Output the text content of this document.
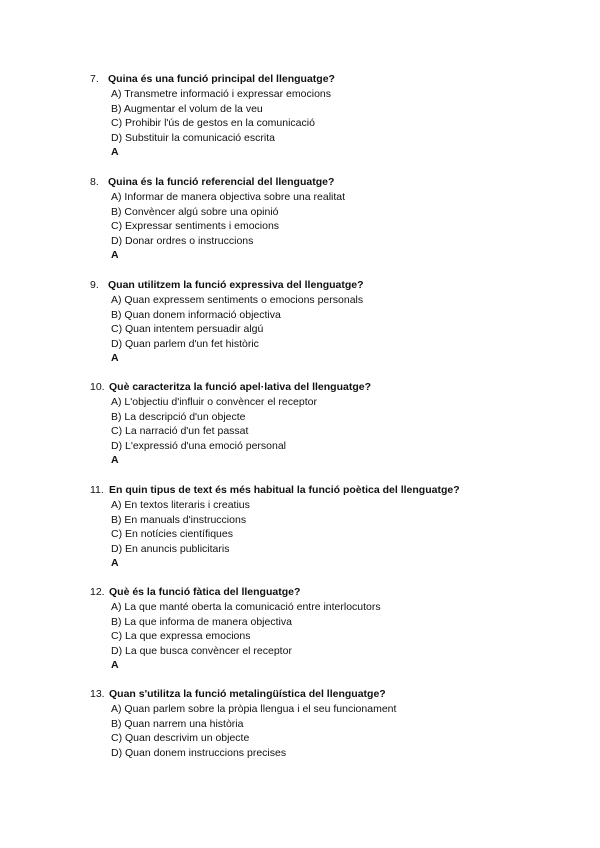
7. Quina és una funció principal del llenguatge?
A) Transmetre informació i expressar emocions
B) Augmentar el volum de la veu
C) Prohibir l'ús de gestos en la comunicació
D) Substituir la comunicació escrita
A
8. Quina és la funció referencial del llenguatge?
A) Informar de manera objectiva sobre una realitat
B) Convèncer algú sobre una opinió
C) Expressar sentiments i emocions
D) Donar ordres o instruccions
A
9. Quan utilitzem la funció expressiva del llenguatge?
A) Quan expressem sentiments o emocions personals
B) Quan donem informació objectiva
C) Quan intentem persuadir algú
D) Quan parlem d'un fet històric
A
10. Què caracteritza la funció apel·lativa del llenguatge?
A) L'objectiu d'influir o convèncer el receptor
B) La descripció d'un objecte
C) La narració d'un fet passat
D) L'expressió d'una emoció personal
A
11. En quin tipus de text és més habitual la funció poètica del llenguatge?
A) En textos literaris i creatius
B) En manuals d'instruccions
C) En notícies científiques
D) En anuncis publicitaris
A
12. Què és la funció fàtica del llenguatge?
A) La que manté oberta la comunicació entre interlocutors
B) La que informa de manera objectiva
C) La que expressa emocions
D) La que busca convèncer el receptor
A
13. Quan s'utilitza la funció metalingüística del llenguatge?
A) Quan parlem sobre la pròpia llengua i el seu funcionament
B) Quan narrem una història
C) Quan descrivim un objecte
D) Quan donem instruccions precises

TASK STATEMENT:
Gather, from the listing above, every line carrying the word "parlem".

RESPONSE TO THIS EXERCISE:
D) Quan parlem d'un fet històric
A) Quan parlem sobre la pròpia llengua i el seu funcionament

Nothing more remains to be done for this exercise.